§ WORK TO DO
It is required that all of the data be written out exactly.

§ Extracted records
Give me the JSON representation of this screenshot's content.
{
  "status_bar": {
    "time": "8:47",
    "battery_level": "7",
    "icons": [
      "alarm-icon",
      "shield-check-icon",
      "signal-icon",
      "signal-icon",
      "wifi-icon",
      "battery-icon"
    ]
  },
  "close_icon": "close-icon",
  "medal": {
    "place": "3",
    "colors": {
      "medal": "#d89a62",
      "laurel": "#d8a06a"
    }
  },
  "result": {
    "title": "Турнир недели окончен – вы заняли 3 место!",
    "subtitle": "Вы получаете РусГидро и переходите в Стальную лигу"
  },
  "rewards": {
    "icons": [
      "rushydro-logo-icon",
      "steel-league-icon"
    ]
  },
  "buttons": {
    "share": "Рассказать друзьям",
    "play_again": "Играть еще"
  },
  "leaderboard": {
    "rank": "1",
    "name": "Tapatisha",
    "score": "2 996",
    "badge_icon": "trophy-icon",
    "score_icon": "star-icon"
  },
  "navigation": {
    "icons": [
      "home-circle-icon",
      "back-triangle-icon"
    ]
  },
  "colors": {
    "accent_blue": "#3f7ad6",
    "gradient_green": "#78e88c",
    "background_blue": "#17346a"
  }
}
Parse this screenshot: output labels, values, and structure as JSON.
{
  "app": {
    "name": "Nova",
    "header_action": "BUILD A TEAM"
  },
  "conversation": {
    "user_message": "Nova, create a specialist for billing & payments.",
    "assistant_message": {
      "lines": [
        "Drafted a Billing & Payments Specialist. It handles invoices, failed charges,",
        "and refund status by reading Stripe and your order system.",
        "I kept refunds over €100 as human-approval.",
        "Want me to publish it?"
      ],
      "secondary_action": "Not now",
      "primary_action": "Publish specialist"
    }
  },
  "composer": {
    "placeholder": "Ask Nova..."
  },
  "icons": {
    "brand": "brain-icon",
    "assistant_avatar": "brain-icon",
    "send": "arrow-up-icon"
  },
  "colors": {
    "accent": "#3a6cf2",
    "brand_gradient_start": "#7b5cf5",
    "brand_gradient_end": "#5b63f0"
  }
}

§ COMPLETE OUTPUT
Give me the JSON representation of this screenshot's content.
{
  "status_bar": {
    "time": "8:47",
    "battery_level": "7",
    "icons": [
      "alarm-icon",
      "shield-check-icon",
      "signal-icon",
      "signal-icon",
      "wifi-icon",
      "battery-icon"
    ]
  },
  "close_icon": "close-icon",
  "medal": {
    "place": "3",
    "colors": {
      "medal": "#d89a62",
      "laurel": "#d8a06a"
    }
  },
  "result": {
    "title": "Турнир недели окончен – вы заняли 3 место!",
    "subtitle": "Вы получаете РусГидро и переходите в Стальную лигу"
  },
  "rewards": {
    "icons": [
      "rushydro-logo-icon",
      "steel-league-icon"
    ]
  },
  "buttons": {
    "share": "Рассказать друзьям",
    "play_again": "Играть еще"
  },
  "leaderboard": {
    "rank": "1",
    "name": "Tapatisha",
    "score": "2 996",
    "badge_icon": "trophy-icon",
    "score_icon": "star-icon"
  },
  "navigation": {
    "icons": [
      "home-circle-icon",
      "back-triangle-icon"
    ]
  },
  "colors": {
    "accent_blue": "#3f7ad6",
    "gradient_green": "#78e88c",
    "background_blue": "#17346a"
  }
}
Parse this screenshot: output labels, values, and structure as JSON.
{
  "app": {
    "name": "Nova",
    "header_action": "BUILD A TEAM"
  },
  "conversation": {
    "user_message": "Nova, create a specialist for billing & payments.",
    "assistant_message": {
      "lines": [
        "Drafted a Billing & Payments Specialist. It handles invoices, failed charges,",
        "and refund status by reading Stripe and your order system.",
        "I kept refunds over €100 as human-approval.",
        "Want me to publish it?"
      ],
      "secondary_action": "Not now",
      "primary_action": "Publish specialist"
    }
  },
  "composer": {
    "placeholder": "Ask Nova..."
  },
  "icons": {
    "brand": "brain-icon",
    "assistant_avatar": "brain-icon",
    "send": "arrow-up-icon"
  },
  "colors": {
    "accent": "#3a6cf2",
    "brand_gradient_start": "#7b5cf5",
    "brand_gradient_end": "#5b63f0"
  }
}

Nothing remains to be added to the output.